■ **DESCRIPTION OF THE TASK**
Extract all data as written.

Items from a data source
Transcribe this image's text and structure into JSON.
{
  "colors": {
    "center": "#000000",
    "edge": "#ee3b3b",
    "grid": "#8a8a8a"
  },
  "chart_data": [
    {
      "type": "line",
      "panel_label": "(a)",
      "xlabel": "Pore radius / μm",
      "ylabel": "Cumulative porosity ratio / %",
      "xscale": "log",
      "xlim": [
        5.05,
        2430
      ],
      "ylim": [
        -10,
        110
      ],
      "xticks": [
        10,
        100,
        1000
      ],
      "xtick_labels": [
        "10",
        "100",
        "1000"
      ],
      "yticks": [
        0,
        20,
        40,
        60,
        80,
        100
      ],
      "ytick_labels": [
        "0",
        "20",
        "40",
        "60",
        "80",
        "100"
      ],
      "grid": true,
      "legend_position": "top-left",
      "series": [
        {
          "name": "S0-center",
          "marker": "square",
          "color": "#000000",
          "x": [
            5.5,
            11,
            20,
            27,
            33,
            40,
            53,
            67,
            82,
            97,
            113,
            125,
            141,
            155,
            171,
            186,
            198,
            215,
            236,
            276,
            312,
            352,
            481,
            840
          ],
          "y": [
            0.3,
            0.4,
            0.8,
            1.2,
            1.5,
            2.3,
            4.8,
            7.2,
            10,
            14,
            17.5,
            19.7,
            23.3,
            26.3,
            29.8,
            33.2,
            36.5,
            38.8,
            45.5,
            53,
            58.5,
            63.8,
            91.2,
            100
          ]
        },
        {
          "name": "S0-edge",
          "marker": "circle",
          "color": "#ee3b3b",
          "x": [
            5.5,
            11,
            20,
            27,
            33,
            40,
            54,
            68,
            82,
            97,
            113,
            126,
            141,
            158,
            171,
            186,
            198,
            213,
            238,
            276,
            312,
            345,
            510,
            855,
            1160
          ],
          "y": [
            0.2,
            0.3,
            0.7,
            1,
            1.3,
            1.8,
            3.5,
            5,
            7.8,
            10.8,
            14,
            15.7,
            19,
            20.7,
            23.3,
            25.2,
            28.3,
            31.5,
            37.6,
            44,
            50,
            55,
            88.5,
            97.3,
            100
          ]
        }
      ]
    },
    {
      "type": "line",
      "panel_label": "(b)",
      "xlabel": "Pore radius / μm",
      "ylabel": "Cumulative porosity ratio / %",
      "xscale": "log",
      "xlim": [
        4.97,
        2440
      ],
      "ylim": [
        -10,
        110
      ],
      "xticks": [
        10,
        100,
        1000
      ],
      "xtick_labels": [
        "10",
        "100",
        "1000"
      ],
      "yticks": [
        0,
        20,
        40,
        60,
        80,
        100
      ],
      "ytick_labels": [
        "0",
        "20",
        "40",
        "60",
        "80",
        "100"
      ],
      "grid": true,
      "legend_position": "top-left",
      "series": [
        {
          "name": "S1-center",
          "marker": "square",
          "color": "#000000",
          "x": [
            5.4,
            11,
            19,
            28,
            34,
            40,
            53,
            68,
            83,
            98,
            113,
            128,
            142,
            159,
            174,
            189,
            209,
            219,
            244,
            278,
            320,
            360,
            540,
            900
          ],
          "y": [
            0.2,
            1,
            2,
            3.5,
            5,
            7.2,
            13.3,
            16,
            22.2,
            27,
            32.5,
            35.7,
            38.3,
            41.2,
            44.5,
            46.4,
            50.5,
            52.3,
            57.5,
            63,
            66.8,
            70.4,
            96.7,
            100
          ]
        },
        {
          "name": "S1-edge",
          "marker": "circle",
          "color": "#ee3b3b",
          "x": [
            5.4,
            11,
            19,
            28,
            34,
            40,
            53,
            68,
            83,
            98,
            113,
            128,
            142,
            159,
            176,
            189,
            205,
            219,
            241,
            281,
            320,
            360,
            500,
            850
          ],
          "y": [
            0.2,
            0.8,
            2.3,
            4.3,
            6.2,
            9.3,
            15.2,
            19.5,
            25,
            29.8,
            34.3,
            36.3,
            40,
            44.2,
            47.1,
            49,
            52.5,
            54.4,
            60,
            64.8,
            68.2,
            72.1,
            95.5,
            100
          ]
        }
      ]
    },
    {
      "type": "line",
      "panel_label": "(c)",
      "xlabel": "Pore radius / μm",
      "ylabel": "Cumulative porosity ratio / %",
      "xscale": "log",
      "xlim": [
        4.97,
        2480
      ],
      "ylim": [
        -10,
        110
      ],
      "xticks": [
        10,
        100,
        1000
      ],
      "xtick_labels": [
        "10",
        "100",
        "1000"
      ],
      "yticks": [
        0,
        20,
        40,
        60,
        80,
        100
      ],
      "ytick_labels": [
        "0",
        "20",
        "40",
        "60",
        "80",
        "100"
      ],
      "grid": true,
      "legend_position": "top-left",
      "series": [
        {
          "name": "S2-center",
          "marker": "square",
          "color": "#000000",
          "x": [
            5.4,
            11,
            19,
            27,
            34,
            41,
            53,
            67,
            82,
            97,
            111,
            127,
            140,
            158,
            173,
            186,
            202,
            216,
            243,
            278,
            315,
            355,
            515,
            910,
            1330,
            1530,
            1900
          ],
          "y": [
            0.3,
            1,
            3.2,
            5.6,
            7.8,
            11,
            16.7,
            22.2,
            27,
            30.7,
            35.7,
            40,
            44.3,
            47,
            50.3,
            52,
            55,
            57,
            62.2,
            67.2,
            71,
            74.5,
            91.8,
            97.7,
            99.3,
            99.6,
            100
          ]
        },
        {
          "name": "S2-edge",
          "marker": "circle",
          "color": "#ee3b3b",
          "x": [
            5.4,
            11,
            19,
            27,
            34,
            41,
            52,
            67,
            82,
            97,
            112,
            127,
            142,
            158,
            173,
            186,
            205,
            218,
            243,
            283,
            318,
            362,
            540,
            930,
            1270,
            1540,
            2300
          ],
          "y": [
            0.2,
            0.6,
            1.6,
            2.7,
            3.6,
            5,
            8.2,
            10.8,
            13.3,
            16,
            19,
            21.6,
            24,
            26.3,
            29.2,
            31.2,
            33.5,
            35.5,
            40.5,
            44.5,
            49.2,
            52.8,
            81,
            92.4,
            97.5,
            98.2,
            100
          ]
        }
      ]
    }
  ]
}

■ **COMPLETED EXERCISE**
Transcribe this image's text and structure into JSON.
{
  "colors": {
    "center": "#000000",
    "edge": "#ee3b3b",
    "grid": "#8a8a8a"
  },
  "chart_data": [
    {
      "type": "line",
      "panel_label": "(a)",
      "xlabel": "Pore radius / μm",
      "ylabel": "Cumulative porosity ratio / %",
      "xscale": "log",
      "xlim": [
        5.05,
        2430
      ],
      "ylim": [
        -10,
        110
      ],
      "xticks": [
        10,
        100,
        1000
      ],
      "xtick_labels": [
        "10",
        "100",
        "1000"
      ],
      "yticks": [
        0,
        20,
        40,
        60,
        80,
        100
      ],
      "ytick_labels": [
        "0",
        "20",
        "40",
        "60",
        "80",
        "100"
      ],
      "grid": true,
      "legend_position": "top-left",
      "series": [
        {
          "name": "S0-center",
          "marker": "square",
          "color": "#000000",
          "x": [
            5.5,
            11,
            20,
            27,
            33,
            40,
            53,
            67,
            82,
            97,
            113,
            125,
            141,
            155,
            171,
            186,
            198,
            215,
            236,
            276,
            312,
            352,
            481,
            840
          ],
          "y": [
            0.3,
            0.4,
            0.8,
            1.2,
            1.5,
            2.3,
            4.8,
            7.2,
            10,
            14,
            17.5,
            19.7,
            23.3,
            26.3,
            29.8,
            33.2,
            36.5,
            38.8,
            45.5,
            53,
            58.5,
            63.8,
            91.2,
            100
          ]
        },
        {
          "name": "S0-edge",
          "marker": "circle",
          "color": "#ee3b3b",
          "x": [
            5.5,
            11,
            20,
            27,
            33,
            40,
            54,
            68,
            82,
            97,
            113,
            126,
            141,
            158,
            171,
            186,
            198,
            213,
            238,
            276,
            312,
            345,
            510,
            855,
            1160
          ],
          "y": [
            0.2,
            0.3,
            0.7,
            1,
            1.3,
            1.8,
            3.5,
            5,
            7.8,
            10.8,
            14,
            15.7,
            19,
            20.7,
            23.3,
            25.2,
            28.3,
            31.5,
            37.6,
            44,
            50,
            55,
            88.5,
            97.3,
            100
          ]
        }
      ]
    },
    {
      "type": "line",
      "panel_label": "(b)",
      "xlabel": "Pore radius / μm",
      "ylabel": "Cumulative porosity ratio / %",
      "xscale": "log",
      "xlim": [
        4.97,
        2440
      ],
      "ylim": [
        -10,
        110
      ],
      "xticks": [
        10,
        100,
        1000
      ],
      "xtick_labels": [
        "10",
        "100",
        "1000"
      ],
      "yticks": [
        0,
        20,
        40,
        60,
        80,
        100
      ],
      "ytick_labels": [
        "0",
        "20",
        "40",
        "60",
        "80",
        "100"
      ],
      "grid": true,
      "legend_position": "top-left",
      "series": [
        {
          "name": "S1-center",
          "marker": "square",
          "color": "#000000",
          "x": [
            5.4,
            11,
            19,
            28,
            34,
            40,
            53,
            68,
            83,
            98,
            113,
            128,
            142,
            159,
            174,
            189,
            209,
            219,
            244,
            278,
            320,
            360,
            540,
            900
          ],
          "y": [
            0.2,
            1,
            2,
            3.5,
            5,
            7.2,
            13.3,
            16,
            22.2,
            27,
            32.5,
            35.7,
            38.3,
            41.2,
            44.5,
            46.4,
            50.5,
            52.3,
            57.5,
            63,
            66.8,
            70.4,
            96.7,
            100
          ]
        },
        {
          "name": "S1-edge",
          "marker": "circle",
          "color": "#ee3b3b",
          "x": [
            5.4,
            11,
            19,
            28,
            34,
            40,
            53,
            68,
            83,
            98,
            113,
            128,
            142,
            159,
            176,
            189,
            205,
            219,
            241,
            281,
            320,
            360,
            500,
            850
          ],
          "y": [
            0.2,
            0.8,
            2.3,
            4.3,
            6.2,
            9.3,
            15.2,
            19.5,
            25,
            29.8,
            34.3,
            36.3,
            40,
            44.2,
            47.1,
            49,
            52.5,
            54.4,
            60,
            64.8,
            68.2,
            72.1,
            95.5,
            100
          ]
        }
      ]
    },
    {
      "type": "line",
      "panel_label": "(c)",
      "xlabel": "Pore radius / μm",
      "ylabel": "Cumulative porosity ratio / %",
      "xscale": "log",
      "xlim": [
        4.97,
        2480
      ],
      "ylim": [
        -10,
        110
      ],
      "xticks": [
        10,
        100,
        1000
      ],
      "xtick_labels": [
        "10",
        "100",
        "1000"
      ],
      "yticks": [
        0,
        20,
        40,
        60,
        80,
        100
      ],
      "ytick_labels": [
        "0",
        "20",
        "40",
        "60",
        "80",
        "100"
      ],
      "grid": true,
      "legend_position": "top-left",
      "series": [
        {
          "name": "S2-center",
          "marker": "square",
          "color": "#000000",
          "x": [
            5.4,
            11,
            19,
            27,
            34,
            41,
            53,
            67,
            82,
            97,
            111,
            127,
            140,
            158,
            173,
            186,
            202,
            216,
            243,
            278,
            315,
            355,
            515,
            910,
            1330,
            1530,
            1900
          ],
          "y": [
            0.3,
            1,
            3.2,
            5.6,
            7.8,
            11,
            16.7,
            22.2,
            27,
            30.7,
            35.7,
            40,
            44.3,
            47,
            50.3,
            52,
            55,
            57,
            62.2,
            67.2,
            71,
            74.5,
            91.8,
            97.7,
            99.3,
            99.6,
            100
          ]
        },
        {
          "name": "S2-edge",
          "marker": "circle",
          "color": "#ee3b3b",
          "x": [
            5.4,
            11,
            19,
            27,
            34,
            41,
            52,
            67,
            82,
            97,
            112,
            127,
            142,
            158,
            173,
            186,
            205,
            218,
            243,
            283,
            318,
            362,
            540,
            930,
            1270,
            1540,
            2300
          ],
          "y": [
            0.2,
            0.6,
            1.6,
            2.7,
            3.6,
            5,
            8.2,
            10.8,
            13.3,
            16,
            19,
            21.6,
            24,
            26.3,
            29.2,
            31.2,
            33.5,
            35.5,
            40.5,
            44.5,
            49.2,
            52.8,
            81,
            92.4,
            97.5,
            98.2,
            100
          ]
        }
      ]
    }
  ]
}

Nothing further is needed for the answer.